START Listed records

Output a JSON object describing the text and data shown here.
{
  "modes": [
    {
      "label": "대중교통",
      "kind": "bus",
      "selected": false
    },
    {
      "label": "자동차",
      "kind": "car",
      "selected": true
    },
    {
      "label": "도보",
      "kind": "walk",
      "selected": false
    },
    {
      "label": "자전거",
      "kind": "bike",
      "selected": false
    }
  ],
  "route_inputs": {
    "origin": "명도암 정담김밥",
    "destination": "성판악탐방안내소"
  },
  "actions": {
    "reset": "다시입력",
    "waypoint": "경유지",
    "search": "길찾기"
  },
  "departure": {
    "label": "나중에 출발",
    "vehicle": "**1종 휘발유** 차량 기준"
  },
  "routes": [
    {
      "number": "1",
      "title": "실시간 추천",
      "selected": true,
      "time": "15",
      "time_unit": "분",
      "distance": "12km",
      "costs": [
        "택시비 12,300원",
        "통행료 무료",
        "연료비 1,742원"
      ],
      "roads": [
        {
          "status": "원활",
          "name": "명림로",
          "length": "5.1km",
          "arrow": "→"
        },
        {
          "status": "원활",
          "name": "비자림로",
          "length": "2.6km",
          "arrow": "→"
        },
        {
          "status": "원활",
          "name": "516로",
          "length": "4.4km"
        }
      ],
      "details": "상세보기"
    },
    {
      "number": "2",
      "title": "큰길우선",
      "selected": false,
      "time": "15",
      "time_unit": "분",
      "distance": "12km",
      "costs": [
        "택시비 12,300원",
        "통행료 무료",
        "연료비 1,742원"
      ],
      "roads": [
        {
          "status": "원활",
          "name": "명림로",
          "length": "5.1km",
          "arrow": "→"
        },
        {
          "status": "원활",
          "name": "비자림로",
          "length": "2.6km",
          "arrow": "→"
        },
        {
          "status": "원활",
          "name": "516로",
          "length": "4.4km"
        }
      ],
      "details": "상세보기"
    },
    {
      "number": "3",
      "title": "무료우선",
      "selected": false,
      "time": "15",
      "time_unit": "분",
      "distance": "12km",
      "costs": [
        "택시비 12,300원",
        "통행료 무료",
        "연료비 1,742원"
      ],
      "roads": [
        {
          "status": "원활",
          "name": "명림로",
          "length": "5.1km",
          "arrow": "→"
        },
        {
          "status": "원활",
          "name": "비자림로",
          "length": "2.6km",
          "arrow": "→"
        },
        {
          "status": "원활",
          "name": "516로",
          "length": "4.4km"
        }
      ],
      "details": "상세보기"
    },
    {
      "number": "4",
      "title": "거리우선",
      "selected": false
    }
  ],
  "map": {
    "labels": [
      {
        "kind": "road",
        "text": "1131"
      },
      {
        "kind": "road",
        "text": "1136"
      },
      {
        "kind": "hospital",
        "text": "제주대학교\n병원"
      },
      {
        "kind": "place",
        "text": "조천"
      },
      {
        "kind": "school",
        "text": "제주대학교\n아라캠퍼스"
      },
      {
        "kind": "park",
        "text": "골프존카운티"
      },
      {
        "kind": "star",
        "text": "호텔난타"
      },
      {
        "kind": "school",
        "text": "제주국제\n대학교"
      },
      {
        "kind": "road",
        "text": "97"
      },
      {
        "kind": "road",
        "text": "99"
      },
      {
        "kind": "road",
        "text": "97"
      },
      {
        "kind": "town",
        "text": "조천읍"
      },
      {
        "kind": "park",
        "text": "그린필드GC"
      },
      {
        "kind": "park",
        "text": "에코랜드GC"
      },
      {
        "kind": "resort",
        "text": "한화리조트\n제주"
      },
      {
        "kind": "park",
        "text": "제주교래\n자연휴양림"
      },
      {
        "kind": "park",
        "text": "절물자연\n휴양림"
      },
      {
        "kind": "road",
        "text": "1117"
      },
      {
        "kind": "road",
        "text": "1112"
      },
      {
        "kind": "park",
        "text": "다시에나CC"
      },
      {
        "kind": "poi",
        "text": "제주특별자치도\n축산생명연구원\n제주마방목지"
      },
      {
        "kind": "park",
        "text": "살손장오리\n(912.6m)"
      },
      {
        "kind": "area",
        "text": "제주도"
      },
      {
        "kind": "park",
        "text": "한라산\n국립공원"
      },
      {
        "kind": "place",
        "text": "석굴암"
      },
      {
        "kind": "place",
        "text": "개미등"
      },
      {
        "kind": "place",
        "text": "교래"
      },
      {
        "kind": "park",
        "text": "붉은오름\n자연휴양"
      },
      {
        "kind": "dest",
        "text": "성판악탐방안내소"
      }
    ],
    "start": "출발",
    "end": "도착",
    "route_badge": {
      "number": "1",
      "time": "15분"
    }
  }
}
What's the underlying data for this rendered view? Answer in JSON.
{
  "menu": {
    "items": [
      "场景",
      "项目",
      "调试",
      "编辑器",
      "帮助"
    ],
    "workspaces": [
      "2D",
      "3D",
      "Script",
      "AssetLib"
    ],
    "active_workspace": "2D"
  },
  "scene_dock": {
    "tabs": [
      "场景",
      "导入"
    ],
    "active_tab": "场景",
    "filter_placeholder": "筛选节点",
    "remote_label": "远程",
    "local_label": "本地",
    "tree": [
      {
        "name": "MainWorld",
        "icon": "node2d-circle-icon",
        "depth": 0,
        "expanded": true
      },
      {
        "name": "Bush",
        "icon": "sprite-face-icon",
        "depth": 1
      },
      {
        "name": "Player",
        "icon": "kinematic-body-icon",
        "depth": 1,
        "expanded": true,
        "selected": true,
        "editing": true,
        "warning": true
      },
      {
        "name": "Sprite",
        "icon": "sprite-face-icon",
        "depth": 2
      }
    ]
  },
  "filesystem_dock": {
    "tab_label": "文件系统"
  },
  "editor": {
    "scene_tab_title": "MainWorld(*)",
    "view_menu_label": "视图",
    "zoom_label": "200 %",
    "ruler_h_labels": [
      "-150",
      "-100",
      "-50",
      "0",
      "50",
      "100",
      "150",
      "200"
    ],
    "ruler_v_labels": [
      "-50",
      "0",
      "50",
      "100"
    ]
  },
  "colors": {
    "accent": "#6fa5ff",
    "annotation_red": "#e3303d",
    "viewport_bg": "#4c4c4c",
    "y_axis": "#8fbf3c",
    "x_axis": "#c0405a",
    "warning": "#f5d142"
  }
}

END Listed records

* [What is needed]:
Extract all lines from the data in which "성판악탐방안내소" is found.

* [Result for this task]:
    "destination": "성판악탐방안내소"
        "text": "성판악탐방안내소"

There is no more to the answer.